TASK REQUIREMENTS
Gather from the material every line that contains the string "tiết".

(Data excerpts)
+-------+
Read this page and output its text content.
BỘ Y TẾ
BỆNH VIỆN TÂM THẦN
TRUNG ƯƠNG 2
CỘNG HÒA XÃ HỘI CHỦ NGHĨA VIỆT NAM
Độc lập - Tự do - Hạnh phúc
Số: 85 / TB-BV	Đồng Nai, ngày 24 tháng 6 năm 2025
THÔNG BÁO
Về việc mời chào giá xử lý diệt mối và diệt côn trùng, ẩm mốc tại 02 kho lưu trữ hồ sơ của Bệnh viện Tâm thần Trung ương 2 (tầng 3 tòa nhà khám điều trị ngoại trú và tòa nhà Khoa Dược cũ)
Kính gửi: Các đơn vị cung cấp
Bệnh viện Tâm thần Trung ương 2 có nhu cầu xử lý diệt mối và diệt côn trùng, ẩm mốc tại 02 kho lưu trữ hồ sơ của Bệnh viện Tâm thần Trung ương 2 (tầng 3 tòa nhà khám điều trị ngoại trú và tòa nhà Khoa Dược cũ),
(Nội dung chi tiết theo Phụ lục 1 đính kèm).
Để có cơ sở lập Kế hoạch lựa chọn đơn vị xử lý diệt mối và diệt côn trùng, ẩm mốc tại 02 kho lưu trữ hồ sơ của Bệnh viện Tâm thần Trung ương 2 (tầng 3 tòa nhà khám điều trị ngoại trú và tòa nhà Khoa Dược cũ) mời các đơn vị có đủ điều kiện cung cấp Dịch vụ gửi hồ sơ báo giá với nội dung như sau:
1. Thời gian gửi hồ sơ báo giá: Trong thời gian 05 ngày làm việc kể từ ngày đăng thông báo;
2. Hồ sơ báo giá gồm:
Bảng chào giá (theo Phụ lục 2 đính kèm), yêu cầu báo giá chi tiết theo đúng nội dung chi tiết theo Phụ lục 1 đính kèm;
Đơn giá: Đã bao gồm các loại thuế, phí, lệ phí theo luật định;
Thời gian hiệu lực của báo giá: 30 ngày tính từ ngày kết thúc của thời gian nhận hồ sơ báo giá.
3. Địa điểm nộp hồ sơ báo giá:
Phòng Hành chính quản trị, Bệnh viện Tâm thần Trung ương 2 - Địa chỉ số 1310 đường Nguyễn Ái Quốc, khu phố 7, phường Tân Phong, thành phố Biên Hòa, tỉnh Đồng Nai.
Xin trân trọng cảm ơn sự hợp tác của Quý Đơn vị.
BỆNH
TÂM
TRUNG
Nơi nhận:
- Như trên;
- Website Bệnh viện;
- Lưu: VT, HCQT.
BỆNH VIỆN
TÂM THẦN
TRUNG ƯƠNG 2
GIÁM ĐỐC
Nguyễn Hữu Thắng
+-------+
TASK ANSWER
(Nội dung chi tiết theo Phụ lục 1 đính kèm).
Bảng chào giá (theo Phụ lục 2 đính kèm), yêu cầu báo giá chi tiết theo đúng nội dung chi tiết theo Phụ lục 1 đính kèm;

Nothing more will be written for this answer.